Request: Count, in the entries, the lines with "true". Answer with the number only.

Dataset excerpts
>> START

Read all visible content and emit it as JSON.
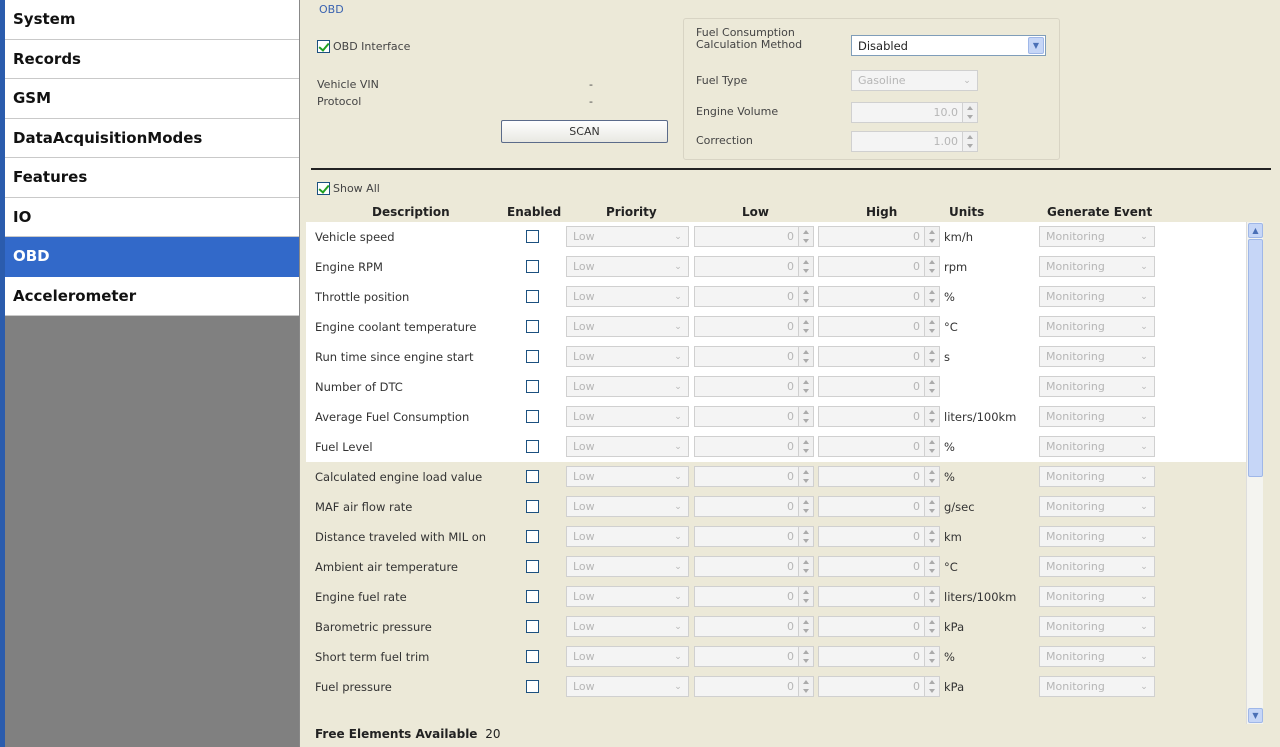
{
  "nav": {
    "items": [
      "System",
      "Records",
      "GSM",
      "DataAcquisitionModes",
      "Features",
      "IO",
      "OBD",
      "Accelerometer"
    ],
    "selected": "OBD"
  },
  "obd": {
    "group_label": "OBD",
    "interface_label": "OBD Interface",
    "interface_checked": true,
    "vin_label": "Vehicle VIN",
    "vin_value": "-",
    "protocol_label": "Protocol",
    "protocol_value": "-",
    "scan_label": "SCAN",
    "fuel_method_label": "Fuel Consumption Calculation Method",
    "fuel_method_value": "Disabled",
    "fuel_type_label": "Fuel Type",
    "fuel_type_value": "Gasoline",
    "engine_volume_label": "Engine Volume",
    "engine_volume_value": "10.0",
    "correction_label": "Correction",
    "correction_value": "1.00"
  },
  "grid": {
    "show_all_label": "Show All",
    "show_all_checked": true,
    "headers": {
      "description": "Description",
      "enabled": "Enabled",
      "priority": "Priority",
      "low": "Low",
      "high": "High",
      "units": "Units",
      "event": "Generate Event"
    },
    "priority_value": "Low",
    "low_value": "0",
    "high_value": "0",
    "event_value": "Monitoring",
    "rows": [
      {
        "desc": "Vehicle speed",
        "unit": "km/h"
      },
      {
        "desc": "Engine RPM",
        "unit": "rpm"
      },
      {
        "desc": "Throttle position",
        "unit": "%"
      },
      {
        "desc": "Engine coolant temperature",
        "unit": "°C"
      },
      {
        "desc": "Run time since engine start",
        "unit": "s"
      },
      {
        "desc": "Number of DTC",
        "unit": ""
      },
      {
        "desc": "Average Fuel Consumption",
        "unit": "liters/100km"
      },
      {
        "desc": "Fuel Level",
        "unit": "%"
      },
      {
        "desc": "Calculated engine load value",
        "unit": "%"
      },
      {
        "desc": "MAF air flow rate",
        "unit": "g/sec"
      },
      {
        "desc": "Distance traveled with MIL on",
        "unit": "km"
      },
      {
        "desc": "Ambient air temperature",
        "unit": "°C"
      },
      {
        "desc": "Engine fuel rate",
        "unit": "liters/100km"
      },
      {
        "desc": "Barometric pressure",
        "unit": "kPa"
      },
      {
        "desc": "Short term fuel trim",
        "unit": "%"
      },
      {
        "desc": "Fuel pressure",
        "unit": "kPa"
      }
    ],
    "white_rows": 8
  },
  "footer": {
    "label": "Free Elements Available",
    "value": "20"
  },
  "colors": {
    "accent": "#3269c9",
    "panel": "#ece9d8"
  }
}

>> END

Expected answer: 2